— begin Provided records —
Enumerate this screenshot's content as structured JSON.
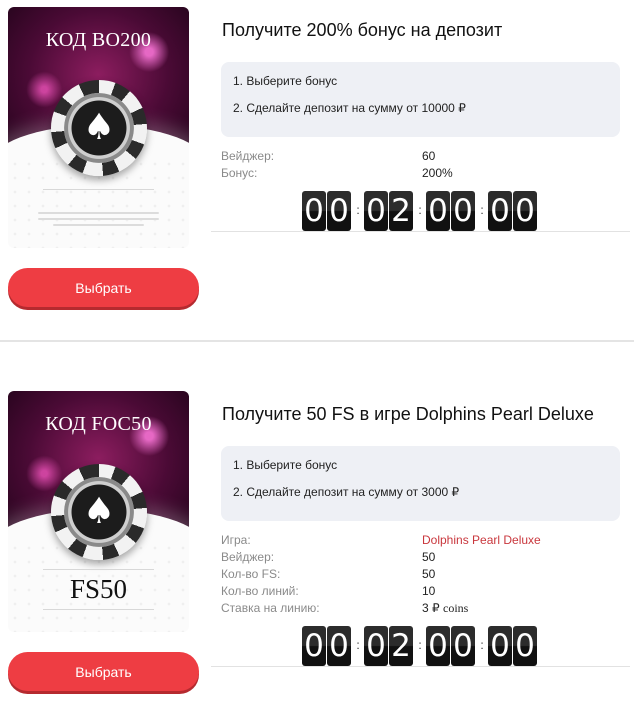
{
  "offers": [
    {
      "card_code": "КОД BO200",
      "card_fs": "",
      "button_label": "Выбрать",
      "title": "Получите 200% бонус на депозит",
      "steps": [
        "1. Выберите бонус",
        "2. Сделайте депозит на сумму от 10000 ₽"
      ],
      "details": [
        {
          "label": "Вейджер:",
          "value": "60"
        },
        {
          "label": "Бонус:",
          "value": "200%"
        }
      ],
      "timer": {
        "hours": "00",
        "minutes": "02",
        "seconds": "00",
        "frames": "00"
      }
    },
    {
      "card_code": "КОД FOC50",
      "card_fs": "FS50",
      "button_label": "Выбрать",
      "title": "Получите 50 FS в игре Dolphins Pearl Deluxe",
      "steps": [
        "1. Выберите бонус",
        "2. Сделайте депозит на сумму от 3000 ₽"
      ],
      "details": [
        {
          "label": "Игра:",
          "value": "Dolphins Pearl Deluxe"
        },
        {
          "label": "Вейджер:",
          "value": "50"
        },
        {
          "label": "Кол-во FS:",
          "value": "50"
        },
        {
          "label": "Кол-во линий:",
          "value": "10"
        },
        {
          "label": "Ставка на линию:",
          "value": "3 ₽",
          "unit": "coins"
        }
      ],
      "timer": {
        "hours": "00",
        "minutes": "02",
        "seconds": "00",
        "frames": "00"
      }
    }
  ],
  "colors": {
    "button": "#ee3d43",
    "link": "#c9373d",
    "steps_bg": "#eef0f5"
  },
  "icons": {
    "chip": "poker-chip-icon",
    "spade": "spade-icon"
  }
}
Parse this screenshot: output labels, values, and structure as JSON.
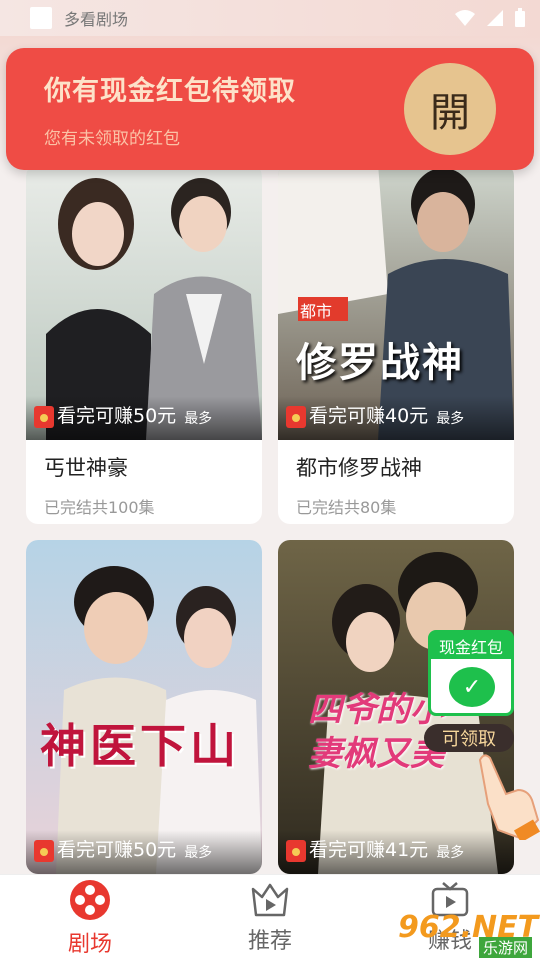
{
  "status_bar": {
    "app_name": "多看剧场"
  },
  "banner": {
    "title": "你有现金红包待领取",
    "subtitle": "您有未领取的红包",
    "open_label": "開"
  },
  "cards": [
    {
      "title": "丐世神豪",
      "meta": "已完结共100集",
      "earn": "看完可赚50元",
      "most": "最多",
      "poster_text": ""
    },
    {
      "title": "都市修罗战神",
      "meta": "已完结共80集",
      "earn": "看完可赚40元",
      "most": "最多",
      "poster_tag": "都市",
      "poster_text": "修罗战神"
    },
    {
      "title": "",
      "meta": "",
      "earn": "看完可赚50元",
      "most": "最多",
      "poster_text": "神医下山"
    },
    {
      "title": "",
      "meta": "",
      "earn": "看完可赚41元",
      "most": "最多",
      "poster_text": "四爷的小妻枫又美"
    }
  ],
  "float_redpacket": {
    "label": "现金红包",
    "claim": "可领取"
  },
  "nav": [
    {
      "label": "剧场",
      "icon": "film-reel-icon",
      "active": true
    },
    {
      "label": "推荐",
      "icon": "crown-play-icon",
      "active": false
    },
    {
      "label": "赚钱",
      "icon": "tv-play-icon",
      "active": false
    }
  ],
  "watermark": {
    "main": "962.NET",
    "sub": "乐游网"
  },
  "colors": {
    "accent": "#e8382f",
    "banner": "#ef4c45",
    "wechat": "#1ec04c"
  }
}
— end Provided records —
Task statement
Return every line of the records exactly as given, pictures excluded.

Answer below
Enumerate this screenshot's content as structured JSON.
{
  "offers": [
    {
      "card_code": "КОД BO200",
      "card_fs": "",
      "button_label": "Выбрать",
      "title": "Получите 200% бонус на депозит",
      "steps": [
        "1. Выберите бонус",
        "2. Сделайте депозит на сумму от 10000 ₽"
      ],
      "details": [
        {
          "label": "Вейджер:",
          "value": "60"
        },
        {
          "label": "Бонус:",
          "value": "200%"
        }
      ],
      "timer": {
        "hours": "00",
        "minutes": "02",
        "seconds": "00",
        "frames": "00"
      }
    },
    {
      "card_code": "КОД FOC50",
      "card_fs": "FS50",
      "button_label": "Выбрать",
      "title": "Получите 50 FS в игре Dolphins Pearl Deluxe",
      "steps": [
        "1. Выберите бонус",
        "2. Сделайте депозит на сумму от 3000 ₽"
      ],
      "details": [
        {
          "label": "Игра:",
          "value": "Dolphins Pearl Deluxe"
        },
        {
          "label": "Вейджер:",
          "value": "50"
        },
        {
          "label": "Кол-во FS:",
          "value": "50"
        },
        {
          "label": "Кол-во линий:",
          "value": "10"
        },
        {
          "label": "Ставка на линию:",
          "value": "3 ₽",
          "unit": "coins"
        }
      ],
      "timer": {
        "hours": "00",
        "minutes": "02",
        "seconds": "00",
        "frames": "00"
      }
    }
  ],
  "colors": {
    "button": "#ee3d43",
    "link": "#c9373d",
    "steps_bg": "#eef0f5"
  },
  "icons": {
    "chip": "poker-chip-icon",
    "spade": "spade-icon"
  }
}
Parse this screenshot: output labels, values, and structure as JSON.
{
  "status_bar": {
    "app_name": "多看剧场"
  },
  "banner": {
    "title": "你有现金红包待领取",
    "subtitle": "您有未领取的红包",
    "open_label": "開"
  },
  "cards": [
    {
      "title": "丐世神豪",
      "meta": "已完结共100集",
      "earn": "看完可赚50元",
      "most": "最多",
      "poster_text": ""
    },
    {
      "title": "都市修罗战神",
      "meta": "已完结共80集",
      "earn": "看完可赚40元",
      "most": "最多",
      "poster_tag": "都市",
      "poster_text": "修罗战神"
    },
    {
      "title": "",
      "meta": "",
      "earn": "看完可赚50元",
      "most": "最多",
      "poster_text": "神医下山"
    },
    {
      "title": "",
      "meta": "",
      "earn": "看完可赚41元",
      "most": "最多",
      "poster_text": "四爷的小妻枫又美"
    }
  ],
  "float_redpacket": {
    "label": "现金红包",
    "claim": "可领取"
  },
  "nav": [
    {
      "label": "剧场",
      "icon": "film-reel-icon",
      "active": true
    },
    {
      "label": "推荐",
      "icon": "crown-play-icon",
      "active": false
    },
    {
      "label": "赚钱",
      "icon": "tv-play-icon",
      "active": false
    }
  ],
  "watermark": {
    "main": "962.NET",
    "sub": "乐游网"
  },
  "colors": {
    "accent": "#e8382f",
    "banner": "#ef4c45",
    "wechat": "#1ec04c"
  }
}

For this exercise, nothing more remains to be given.